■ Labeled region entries
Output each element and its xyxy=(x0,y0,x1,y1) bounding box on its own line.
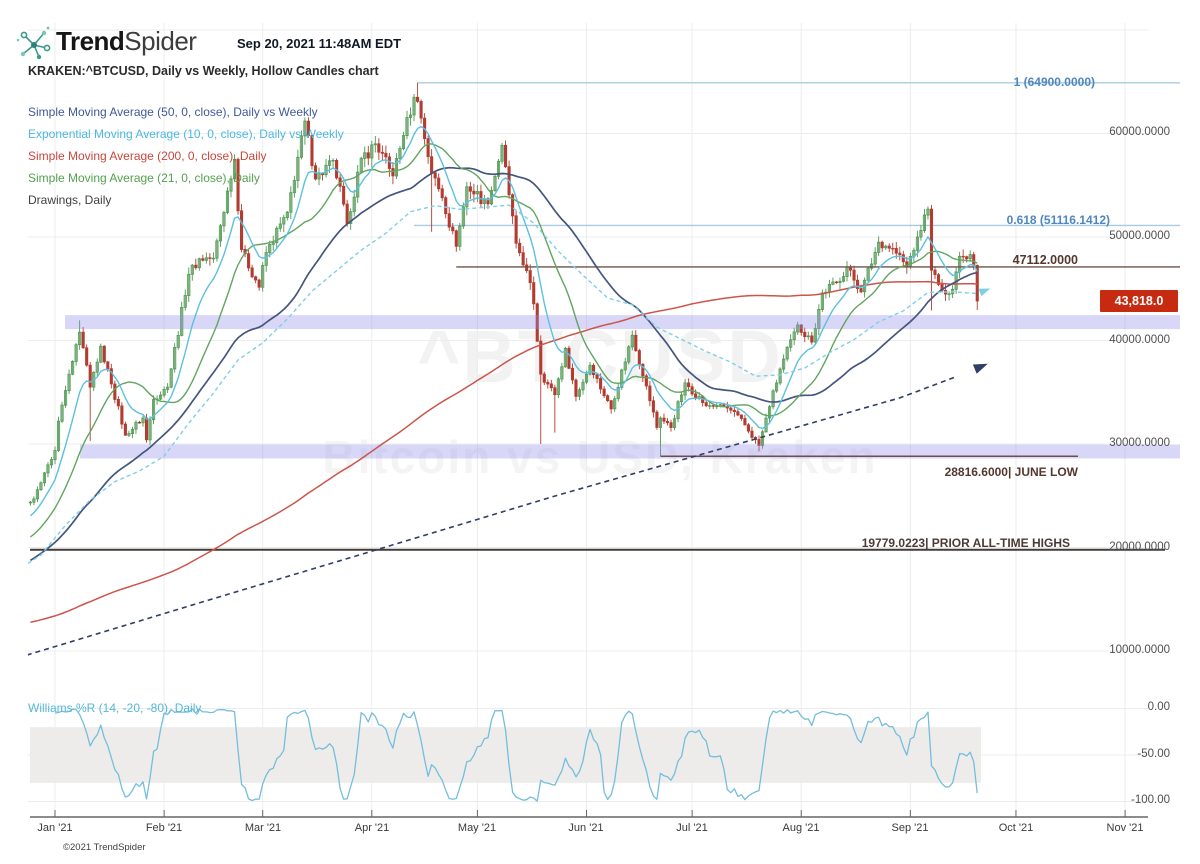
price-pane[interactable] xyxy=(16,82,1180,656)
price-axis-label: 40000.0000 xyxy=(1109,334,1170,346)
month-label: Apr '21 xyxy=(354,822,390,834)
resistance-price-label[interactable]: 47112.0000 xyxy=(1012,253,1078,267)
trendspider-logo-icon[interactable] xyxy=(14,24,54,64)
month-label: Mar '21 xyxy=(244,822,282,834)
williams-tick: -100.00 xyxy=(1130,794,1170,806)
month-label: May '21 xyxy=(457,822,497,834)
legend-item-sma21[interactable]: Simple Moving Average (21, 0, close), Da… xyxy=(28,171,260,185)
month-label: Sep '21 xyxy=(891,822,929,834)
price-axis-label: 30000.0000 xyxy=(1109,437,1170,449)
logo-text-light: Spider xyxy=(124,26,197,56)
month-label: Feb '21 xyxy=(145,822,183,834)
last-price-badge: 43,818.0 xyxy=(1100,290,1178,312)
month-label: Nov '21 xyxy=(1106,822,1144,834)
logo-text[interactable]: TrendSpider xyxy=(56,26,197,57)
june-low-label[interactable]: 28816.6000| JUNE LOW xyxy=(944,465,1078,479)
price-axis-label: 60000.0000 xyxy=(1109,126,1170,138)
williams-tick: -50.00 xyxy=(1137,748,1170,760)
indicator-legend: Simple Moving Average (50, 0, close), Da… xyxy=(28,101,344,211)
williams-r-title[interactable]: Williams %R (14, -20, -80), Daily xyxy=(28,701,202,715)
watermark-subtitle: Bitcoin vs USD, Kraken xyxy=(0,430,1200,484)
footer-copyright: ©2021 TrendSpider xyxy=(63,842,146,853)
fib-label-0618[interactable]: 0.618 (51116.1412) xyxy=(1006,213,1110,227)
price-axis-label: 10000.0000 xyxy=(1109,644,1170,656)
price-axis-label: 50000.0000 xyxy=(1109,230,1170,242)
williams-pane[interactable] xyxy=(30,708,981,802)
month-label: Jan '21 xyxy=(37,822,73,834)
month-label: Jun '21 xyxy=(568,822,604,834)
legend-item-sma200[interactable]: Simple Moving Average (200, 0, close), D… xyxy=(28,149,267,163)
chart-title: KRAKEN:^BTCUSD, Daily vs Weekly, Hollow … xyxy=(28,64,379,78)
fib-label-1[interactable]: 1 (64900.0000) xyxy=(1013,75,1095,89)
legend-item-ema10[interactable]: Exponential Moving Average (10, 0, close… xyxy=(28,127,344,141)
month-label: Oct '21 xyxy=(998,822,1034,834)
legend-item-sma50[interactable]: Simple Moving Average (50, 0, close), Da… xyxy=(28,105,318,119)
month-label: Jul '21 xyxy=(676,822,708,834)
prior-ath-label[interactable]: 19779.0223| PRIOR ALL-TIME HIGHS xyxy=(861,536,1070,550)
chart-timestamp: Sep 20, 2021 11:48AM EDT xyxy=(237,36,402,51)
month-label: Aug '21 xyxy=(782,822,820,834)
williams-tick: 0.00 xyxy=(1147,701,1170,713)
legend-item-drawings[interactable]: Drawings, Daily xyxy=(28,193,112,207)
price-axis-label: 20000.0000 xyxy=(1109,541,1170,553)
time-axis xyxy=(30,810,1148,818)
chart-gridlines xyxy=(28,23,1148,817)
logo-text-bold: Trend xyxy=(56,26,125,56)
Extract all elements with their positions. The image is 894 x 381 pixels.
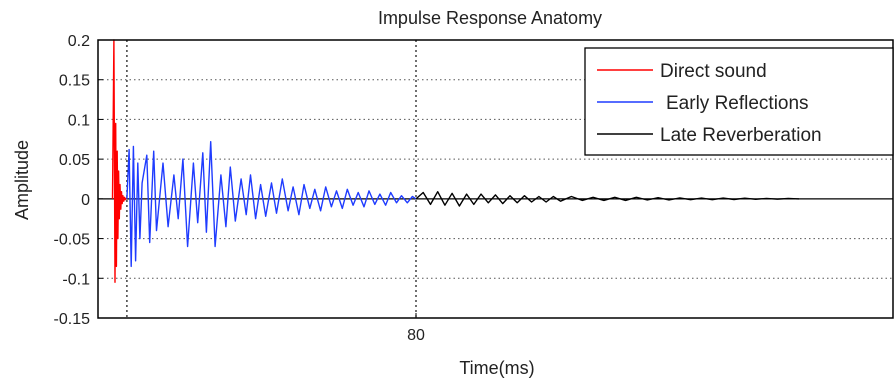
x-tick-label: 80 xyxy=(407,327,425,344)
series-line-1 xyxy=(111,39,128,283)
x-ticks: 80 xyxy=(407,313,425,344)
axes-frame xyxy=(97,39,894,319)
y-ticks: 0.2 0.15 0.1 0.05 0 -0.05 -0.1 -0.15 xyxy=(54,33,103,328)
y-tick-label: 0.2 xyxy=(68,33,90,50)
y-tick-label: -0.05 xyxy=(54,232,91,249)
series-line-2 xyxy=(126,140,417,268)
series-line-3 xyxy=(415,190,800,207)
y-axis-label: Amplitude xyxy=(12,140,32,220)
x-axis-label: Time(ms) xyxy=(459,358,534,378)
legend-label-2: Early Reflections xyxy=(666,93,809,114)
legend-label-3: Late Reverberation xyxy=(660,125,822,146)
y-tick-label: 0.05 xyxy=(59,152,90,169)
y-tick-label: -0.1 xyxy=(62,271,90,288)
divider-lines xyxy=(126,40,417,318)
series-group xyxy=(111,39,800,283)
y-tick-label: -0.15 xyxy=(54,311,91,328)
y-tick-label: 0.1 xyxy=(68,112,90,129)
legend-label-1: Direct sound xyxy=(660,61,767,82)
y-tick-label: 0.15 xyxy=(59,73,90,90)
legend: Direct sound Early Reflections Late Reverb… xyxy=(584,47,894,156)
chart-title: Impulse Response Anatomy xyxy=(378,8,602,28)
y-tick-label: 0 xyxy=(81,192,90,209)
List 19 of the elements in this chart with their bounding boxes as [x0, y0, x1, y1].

■ Goal
Reproduce every line above verbatim, in the same order, and omit the pictures from your output.

■ Correct result
Output each element and its xyxy=(x0,y0,x1,y1) bounding box on its own line.
price-pane[interactable] xyxy=(16,82,1180,656)
price-axis-label: 40000.0000 xyxy=(1109,334,1170,346)
month-label: Apr '21 xyxy=(354,822,390,834)
resistance-price-label[interactable]: 47112.0000 xyxy=(1012,253,1078,267)
trendspider-logo-icon[interactable] xyxy=(14,24,54,64)
month-label: Mar '21 xyxy=(244,822,282,834)
williams-tick: -100.00 xyxy=(1130,794,1170,806)
month-label: May '21 xyxy=(457,822,497,834)
legend-item-sma21[interactable]: Simple Moving Average (21, 0, close), Da… xyxy=(28,171,260,185)
month-label: Sep '21 xyxy=(891,822,929,834)
price-axis-label: 30000.0000 xyxy=(1109,437,1170,449)
logo-text-light: Spider xyxy=(124,26,197,56)
month-label: Feb '21 xyxy=(145,822,183,834)
last-price-badge: 43,818.0 xyxy=(1100,290,1178,312)
month-label: Nov '21 xyxy=(1106,822,1144,834)
logo-text[interactable]: TrendSpider xyxy=(56,26,197,57)
june-low-label[interactable]: 28816.6000| JUNE LOW xyxy=(944,465,1078,479)
price-axis-label: 60000.0000 xyxy=(1109,126,1170,138)
williams-tick: -50.00 xyxy=(1137,748,1170,760)
indicator-legend: Simple Moving Average (50, 0, close), Da… xyxy=(28,101,344,211)
williams-r-title[interactable]: Williams %R (14, -20, -80), Daily xyxy=(28,701,202,715)
watermark-subtitle: Bitcoin vs USD, Kraken xyxy=(0,430,1200,484)
footer-copyright: ©2021 TrendSpider xyxy=(63,842,146,853)
fib-label-0618[interactable]: 0.618 (51116.1412) xyxy=(1006,213,1110,227)
price-axis-label: 10000.0000 xyxy=(1109,644,1170,656)
price-axis-label: 50000.0000 xyxy=(1109,230,1170,242)
williams-pane[interactable] xyxy=(30,708,981,802)
month-label: Jan '21 xyxy=(37,822,73,834)
month-label: Jun '21 xyxy=(568,822,604,834)
legend-item-sma200[interactable]: Simple Moving Average (200, 0, close), D… xyxy=(28,149,267,163)
chart-title: KRAKEN:^BTCUSD, Daily vs Weekly, Hollow … xyxy=(28,64,379,78)
fib-label-1[interactable]: 1 (64900.0000) xyxy=(1013,75,1095,89)
legend-item-ema10[interactable]: Exponential Moving Average (10, 0, close… xyxy=(28,127,344,141)
month-label: Oct '21 xyxy=(998,822,1034,834)
legend-item-sma50[interactable]: Simple Moving Average (50, 0, close), Da… xyxy=(28,105,318,119)
month-label: Jul '21 xyxy=(676,822,708,834)
prior-ath-label[interactable]: 19779.0223| PRIOR ALL-TIME HIGHS xyxy=(861,536,1070,550)
chart-timestamp: Sep 20, 2021 11:48AM EDT xyxy=(237,36,402,51)
month-label: Aug '21 xyxy=(782,822,820,834)
williams-tick: 0.00 xyxy=(1147,701,1170,713)
legend-item-drawings[interactable]: Drawings, Daily xyxy=(28,193,112,207)
price-axis-label: 20000.0000 xyxy=(1109,541,1170,553)
time-axis xyxy=(30,810,1148,818)
chart-gridlines xyxy=(28,23,1148,817)
logo-text-bold: Trend xyxy=(56,26,125,56)
Extract all elements with their positions. The image is 894 x 381 pixels.
x-tick-label: 80 xyxy=(407,327,425,344)
series-line-1 xyxy=(111,39,128,283)
x-ticks: 80 xyxy=(407,313,425,344)
axes-frame xyxy=(97,39,894,319)
y-ticks: 0.2 0.15 0.1 0.05 0 -0.05 -0.1 -0.15 xyxy=(54,33,103,328)
y-tick-label: 0.2 xyxy=(68,33,90,50)
y-tick-label: -0.05 xyxy=(54,232,91,249)
series-line-2 xyxy=(126,140,417,268)
series-line-3 xyxy=(415,190,800,207)
y-axis-label: Amplitude xyxy=(12,140,32,220)
x-axis-label: Time(ms) xyxy=(459,358,534,378)
legend-label-2: Early Reflections xyxy=(666,93,809,114)
legend-label-3: Late Reverberation xyxy=(660,125,822,146)
y-tick-label: 0.05 xyxy=(59,152,90,169)
y-tick-label: -0.1 xyxy=(62,271,90,288)
divider-lines xyxy=(126,40,417,318)
series-group xyxy=(111,39,800,283)
y-tick-label: -0.15 xyxy=(54,311,91,328)
y-tick-label: 0.1 xyxy=(68,112,90,129)
legend-label-1: Direct sound xyxy=(660,61,767,82)
y-tick-label: 0.15 xyxy=(59,73,90,90)
legend: Direct sound Early Reflections Late Reverb… xyxy=(584,47,894,156)
chart-title: Impulse Response Anatomy xyxy=(378,8,602,28)
y-tick-label: 0 xyxy=(81,192,90,209)
List 19 of the elements in this chart with their bounding boxes as [x0, y0, x1, y1].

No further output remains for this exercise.